Dataset listings of figures:
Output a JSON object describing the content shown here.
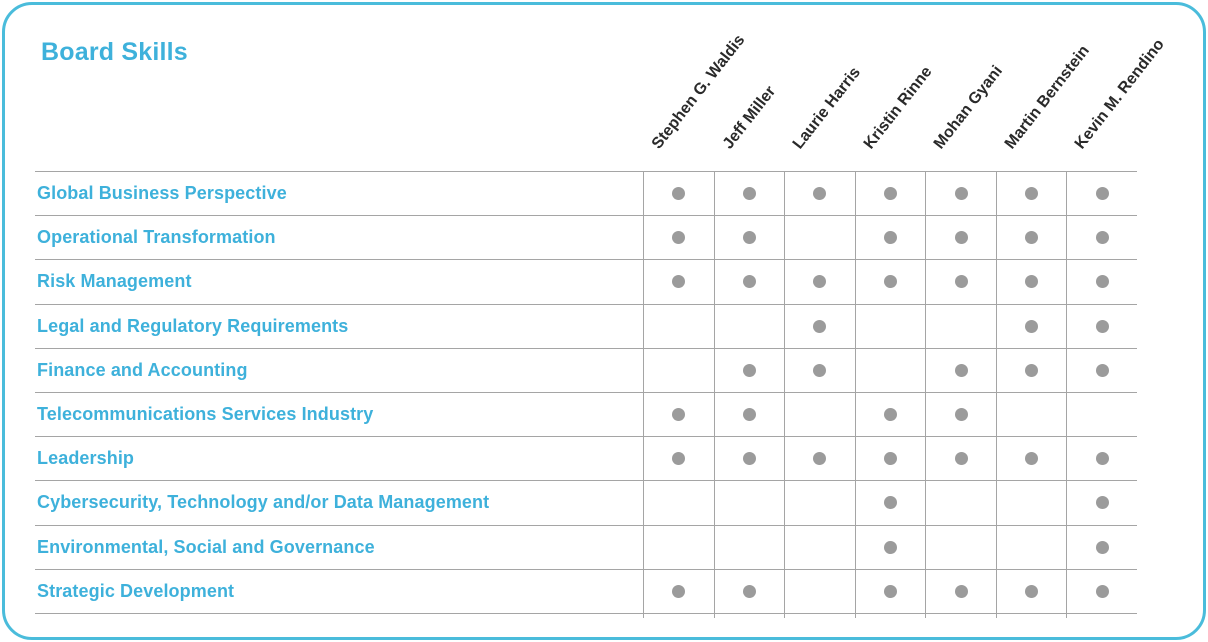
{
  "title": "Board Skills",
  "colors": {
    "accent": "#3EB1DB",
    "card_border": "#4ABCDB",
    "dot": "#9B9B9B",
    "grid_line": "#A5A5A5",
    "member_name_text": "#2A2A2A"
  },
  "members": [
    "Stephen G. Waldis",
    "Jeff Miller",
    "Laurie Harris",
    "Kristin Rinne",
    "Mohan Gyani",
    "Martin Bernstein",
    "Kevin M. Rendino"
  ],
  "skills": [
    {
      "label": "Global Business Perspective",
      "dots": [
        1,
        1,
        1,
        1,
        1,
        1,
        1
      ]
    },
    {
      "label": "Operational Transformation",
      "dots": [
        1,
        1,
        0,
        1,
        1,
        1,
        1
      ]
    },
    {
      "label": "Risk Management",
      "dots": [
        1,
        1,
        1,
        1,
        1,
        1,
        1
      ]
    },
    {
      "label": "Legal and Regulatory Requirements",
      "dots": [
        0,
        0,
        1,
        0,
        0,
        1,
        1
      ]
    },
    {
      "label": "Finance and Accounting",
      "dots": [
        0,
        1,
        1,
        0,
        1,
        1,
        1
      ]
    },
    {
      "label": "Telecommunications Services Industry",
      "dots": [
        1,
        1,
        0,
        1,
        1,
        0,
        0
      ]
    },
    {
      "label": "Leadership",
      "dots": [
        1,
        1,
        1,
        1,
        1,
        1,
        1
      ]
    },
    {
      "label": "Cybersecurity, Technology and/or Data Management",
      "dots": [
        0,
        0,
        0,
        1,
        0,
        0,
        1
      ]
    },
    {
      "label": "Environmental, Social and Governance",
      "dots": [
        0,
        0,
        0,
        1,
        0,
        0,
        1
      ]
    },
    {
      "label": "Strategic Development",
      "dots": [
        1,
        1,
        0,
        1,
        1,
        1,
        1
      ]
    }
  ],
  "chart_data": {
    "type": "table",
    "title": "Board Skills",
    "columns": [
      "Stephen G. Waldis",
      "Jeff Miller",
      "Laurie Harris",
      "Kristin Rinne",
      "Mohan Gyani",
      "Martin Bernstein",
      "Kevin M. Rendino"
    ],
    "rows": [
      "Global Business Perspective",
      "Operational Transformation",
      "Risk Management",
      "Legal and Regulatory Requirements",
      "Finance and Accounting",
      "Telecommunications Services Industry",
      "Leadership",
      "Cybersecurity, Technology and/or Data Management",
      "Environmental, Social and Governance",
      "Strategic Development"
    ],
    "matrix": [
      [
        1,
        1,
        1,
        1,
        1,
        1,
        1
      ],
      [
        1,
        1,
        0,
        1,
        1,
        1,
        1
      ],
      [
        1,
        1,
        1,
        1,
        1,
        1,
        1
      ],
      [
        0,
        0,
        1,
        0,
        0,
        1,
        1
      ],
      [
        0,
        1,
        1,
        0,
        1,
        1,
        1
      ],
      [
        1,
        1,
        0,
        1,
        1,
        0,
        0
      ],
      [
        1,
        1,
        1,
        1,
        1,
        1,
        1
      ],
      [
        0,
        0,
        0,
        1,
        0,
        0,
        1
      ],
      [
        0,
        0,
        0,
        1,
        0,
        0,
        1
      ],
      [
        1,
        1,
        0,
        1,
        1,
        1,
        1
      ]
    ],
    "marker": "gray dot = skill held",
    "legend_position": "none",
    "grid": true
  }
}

§ **Written task**
Filter the records above for lines containing the word "Risk", and copy those lines.

§ **The response**
      "label": "Risk Management",
      "Risk Management",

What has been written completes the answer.